CHALLENGE: Find the lines with the string "JSON" and return them.

#### DATA FOR PROCESSING

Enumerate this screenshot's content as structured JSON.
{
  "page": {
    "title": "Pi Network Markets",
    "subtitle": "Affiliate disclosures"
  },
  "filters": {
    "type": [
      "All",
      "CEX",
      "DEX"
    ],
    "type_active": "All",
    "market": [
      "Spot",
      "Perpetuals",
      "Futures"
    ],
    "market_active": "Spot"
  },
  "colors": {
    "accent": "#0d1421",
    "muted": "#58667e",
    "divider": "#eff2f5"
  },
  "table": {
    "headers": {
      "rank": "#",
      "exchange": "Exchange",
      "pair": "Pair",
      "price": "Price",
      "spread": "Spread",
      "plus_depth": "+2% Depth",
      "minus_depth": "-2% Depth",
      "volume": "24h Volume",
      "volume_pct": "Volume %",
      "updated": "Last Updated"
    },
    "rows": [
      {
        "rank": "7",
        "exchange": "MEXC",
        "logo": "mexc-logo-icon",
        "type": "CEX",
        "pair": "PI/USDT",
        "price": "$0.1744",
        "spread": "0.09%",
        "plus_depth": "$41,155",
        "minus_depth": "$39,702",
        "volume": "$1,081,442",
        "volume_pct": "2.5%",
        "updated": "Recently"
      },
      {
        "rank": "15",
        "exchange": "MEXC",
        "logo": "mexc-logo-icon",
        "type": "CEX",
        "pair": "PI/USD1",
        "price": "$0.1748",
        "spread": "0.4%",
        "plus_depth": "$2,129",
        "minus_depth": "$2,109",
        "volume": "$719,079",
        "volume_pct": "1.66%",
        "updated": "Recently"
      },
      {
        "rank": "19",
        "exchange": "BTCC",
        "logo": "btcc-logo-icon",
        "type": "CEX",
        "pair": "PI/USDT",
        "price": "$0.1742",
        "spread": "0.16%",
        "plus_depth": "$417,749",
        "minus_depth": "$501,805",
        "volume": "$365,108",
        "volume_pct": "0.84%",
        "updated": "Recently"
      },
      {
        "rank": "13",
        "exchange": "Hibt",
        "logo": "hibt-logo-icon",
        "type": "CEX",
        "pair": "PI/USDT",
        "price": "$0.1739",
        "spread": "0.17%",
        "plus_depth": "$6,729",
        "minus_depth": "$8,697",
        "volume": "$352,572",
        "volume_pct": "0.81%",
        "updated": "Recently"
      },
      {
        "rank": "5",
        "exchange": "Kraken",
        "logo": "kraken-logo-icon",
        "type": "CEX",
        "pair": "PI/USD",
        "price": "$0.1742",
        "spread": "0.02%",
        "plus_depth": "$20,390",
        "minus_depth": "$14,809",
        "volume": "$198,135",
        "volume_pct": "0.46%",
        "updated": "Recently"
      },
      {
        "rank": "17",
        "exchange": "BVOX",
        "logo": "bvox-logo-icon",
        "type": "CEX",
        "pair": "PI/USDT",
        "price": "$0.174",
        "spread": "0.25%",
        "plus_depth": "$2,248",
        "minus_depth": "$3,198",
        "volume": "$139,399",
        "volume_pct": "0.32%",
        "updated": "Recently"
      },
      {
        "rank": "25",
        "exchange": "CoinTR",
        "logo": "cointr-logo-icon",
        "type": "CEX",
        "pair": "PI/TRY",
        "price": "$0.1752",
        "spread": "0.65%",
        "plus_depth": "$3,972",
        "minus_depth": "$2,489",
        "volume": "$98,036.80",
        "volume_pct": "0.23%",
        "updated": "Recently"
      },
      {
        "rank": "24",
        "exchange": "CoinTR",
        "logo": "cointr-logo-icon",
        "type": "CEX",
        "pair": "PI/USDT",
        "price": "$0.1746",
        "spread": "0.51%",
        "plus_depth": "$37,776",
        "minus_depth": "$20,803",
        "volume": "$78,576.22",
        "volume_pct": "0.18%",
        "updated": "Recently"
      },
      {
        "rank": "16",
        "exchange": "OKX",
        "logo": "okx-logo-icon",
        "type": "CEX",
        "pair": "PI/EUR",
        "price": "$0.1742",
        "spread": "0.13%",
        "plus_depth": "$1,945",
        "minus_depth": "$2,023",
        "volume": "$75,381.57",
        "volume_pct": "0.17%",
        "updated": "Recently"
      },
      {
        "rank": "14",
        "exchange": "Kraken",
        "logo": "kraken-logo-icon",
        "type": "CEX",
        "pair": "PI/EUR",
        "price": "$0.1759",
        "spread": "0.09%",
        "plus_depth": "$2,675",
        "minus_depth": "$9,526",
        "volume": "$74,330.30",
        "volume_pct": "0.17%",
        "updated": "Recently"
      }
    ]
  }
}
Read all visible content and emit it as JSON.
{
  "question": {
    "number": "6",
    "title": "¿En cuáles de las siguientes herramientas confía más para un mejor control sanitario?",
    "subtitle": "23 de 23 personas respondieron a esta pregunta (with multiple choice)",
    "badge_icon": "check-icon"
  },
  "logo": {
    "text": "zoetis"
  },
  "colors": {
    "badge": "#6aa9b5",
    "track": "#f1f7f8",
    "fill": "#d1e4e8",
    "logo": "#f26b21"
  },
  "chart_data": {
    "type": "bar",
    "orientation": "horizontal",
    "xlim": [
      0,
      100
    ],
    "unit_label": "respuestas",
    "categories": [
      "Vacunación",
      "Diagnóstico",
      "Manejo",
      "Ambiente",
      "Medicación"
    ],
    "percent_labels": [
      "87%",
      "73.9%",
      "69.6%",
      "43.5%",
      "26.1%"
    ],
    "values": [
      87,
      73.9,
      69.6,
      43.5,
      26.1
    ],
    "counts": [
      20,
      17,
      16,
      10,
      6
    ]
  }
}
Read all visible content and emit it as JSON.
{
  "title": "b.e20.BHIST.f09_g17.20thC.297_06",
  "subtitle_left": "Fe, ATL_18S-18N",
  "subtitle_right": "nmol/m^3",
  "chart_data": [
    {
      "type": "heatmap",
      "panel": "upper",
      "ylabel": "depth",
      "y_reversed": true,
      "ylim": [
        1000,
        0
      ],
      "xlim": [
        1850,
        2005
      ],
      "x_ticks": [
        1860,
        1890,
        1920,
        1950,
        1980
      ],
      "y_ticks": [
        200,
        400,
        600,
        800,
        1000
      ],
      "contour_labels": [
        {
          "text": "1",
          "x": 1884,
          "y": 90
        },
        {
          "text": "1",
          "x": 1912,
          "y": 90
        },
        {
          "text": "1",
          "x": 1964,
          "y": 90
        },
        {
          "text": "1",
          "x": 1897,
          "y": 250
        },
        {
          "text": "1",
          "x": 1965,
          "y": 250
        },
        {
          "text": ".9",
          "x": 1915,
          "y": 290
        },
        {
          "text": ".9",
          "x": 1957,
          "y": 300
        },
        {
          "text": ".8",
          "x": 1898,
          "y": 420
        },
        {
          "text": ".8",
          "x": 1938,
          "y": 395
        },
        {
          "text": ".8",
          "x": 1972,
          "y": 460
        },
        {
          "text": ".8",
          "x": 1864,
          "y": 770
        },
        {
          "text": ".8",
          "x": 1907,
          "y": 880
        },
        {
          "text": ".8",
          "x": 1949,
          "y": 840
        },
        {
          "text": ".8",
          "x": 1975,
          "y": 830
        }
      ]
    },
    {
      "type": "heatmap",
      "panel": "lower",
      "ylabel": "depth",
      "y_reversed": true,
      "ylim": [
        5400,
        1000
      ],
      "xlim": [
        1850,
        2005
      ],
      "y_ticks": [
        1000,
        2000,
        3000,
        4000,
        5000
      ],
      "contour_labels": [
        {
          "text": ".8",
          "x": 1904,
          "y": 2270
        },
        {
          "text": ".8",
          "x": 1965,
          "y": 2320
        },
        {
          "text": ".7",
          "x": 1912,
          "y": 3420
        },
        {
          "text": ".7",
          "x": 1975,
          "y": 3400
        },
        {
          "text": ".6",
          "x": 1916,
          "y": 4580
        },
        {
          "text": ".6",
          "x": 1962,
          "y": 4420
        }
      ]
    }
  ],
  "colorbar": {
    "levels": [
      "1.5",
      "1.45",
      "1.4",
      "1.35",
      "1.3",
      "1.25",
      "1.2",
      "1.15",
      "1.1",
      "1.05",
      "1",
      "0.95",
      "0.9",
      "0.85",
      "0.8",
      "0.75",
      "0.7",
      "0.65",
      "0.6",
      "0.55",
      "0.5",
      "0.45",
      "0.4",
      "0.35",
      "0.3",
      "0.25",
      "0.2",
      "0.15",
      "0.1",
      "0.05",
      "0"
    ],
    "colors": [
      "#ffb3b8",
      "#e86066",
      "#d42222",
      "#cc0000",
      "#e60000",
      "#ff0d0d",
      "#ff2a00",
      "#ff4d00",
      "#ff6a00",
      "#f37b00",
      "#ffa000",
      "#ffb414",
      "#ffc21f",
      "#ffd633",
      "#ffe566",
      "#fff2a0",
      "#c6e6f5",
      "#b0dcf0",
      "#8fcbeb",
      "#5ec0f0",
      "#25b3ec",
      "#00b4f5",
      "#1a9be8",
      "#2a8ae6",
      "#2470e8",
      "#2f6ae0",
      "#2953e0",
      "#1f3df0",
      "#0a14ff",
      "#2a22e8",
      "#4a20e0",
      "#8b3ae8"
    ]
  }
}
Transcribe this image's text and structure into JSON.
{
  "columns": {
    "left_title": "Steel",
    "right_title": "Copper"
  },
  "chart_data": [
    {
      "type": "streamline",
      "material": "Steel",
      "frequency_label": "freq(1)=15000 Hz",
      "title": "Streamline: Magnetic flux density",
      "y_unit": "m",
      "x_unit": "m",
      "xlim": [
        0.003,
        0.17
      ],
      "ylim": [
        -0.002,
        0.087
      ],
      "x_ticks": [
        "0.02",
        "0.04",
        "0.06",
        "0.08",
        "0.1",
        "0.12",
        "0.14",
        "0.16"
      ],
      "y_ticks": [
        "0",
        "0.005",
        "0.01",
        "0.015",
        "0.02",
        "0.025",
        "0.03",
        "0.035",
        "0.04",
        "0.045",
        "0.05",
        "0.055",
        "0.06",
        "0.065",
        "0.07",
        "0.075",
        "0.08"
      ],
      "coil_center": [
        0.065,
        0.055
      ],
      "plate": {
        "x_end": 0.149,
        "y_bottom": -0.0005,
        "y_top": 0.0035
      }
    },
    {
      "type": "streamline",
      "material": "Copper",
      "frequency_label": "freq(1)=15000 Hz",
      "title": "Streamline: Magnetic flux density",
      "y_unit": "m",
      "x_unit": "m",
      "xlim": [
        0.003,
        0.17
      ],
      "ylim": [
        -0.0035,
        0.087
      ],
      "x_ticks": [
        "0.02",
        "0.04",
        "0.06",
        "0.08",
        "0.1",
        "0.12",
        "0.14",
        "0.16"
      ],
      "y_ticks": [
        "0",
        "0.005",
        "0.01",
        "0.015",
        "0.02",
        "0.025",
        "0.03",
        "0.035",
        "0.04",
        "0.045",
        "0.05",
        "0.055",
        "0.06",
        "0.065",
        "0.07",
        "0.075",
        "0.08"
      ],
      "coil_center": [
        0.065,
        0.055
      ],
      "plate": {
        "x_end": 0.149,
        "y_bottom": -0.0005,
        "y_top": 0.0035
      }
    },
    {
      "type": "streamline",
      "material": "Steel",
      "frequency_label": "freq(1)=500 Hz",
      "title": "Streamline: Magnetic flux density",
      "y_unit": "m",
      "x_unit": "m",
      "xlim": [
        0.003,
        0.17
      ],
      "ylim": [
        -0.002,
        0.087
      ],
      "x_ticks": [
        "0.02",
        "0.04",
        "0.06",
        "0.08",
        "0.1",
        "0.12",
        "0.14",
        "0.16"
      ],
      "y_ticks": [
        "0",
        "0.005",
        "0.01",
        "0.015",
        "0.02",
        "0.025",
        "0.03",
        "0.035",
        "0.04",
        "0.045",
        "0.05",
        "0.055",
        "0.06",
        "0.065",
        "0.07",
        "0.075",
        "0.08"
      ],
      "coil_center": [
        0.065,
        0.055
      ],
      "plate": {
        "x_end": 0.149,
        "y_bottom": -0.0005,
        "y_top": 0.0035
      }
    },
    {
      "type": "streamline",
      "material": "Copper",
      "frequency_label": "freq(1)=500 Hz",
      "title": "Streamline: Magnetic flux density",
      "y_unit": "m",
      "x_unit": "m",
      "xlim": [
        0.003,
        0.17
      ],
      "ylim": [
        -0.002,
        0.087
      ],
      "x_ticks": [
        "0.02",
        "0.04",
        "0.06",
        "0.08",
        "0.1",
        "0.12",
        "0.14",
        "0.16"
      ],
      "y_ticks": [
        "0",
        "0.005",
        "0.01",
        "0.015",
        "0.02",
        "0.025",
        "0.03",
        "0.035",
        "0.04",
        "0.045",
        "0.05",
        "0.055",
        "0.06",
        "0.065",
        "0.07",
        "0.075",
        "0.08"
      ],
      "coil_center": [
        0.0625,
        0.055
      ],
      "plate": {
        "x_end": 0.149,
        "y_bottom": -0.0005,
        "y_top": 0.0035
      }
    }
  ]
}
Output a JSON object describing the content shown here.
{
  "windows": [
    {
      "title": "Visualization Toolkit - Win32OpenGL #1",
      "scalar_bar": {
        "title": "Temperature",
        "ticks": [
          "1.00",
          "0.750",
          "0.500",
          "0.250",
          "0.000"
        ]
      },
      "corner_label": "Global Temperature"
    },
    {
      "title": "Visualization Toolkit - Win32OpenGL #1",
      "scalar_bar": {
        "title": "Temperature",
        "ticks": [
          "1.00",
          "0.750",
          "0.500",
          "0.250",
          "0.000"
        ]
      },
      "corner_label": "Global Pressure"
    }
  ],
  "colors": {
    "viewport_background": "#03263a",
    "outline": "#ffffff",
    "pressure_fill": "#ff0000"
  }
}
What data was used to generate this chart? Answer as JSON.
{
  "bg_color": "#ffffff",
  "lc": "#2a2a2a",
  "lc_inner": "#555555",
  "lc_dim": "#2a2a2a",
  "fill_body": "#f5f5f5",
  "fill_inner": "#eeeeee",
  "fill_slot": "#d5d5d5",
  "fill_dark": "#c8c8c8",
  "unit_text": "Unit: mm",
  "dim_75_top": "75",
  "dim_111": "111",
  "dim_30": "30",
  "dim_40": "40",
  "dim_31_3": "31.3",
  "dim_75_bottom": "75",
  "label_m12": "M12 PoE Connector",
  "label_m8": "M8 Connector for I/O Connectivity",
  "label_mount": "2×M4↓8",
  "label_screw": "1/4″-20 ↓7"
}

########

IN RESPONSE:
Enumerate this screenshot's content as structured JSON.
Read all visible content and emit it as JSON.
Read all visible content and emit it as JSON.
Transcribe this image's text and structure into JSON.
Output a JSON object describing the content shown here.
What data was used to generate this chart? Answer as JSON.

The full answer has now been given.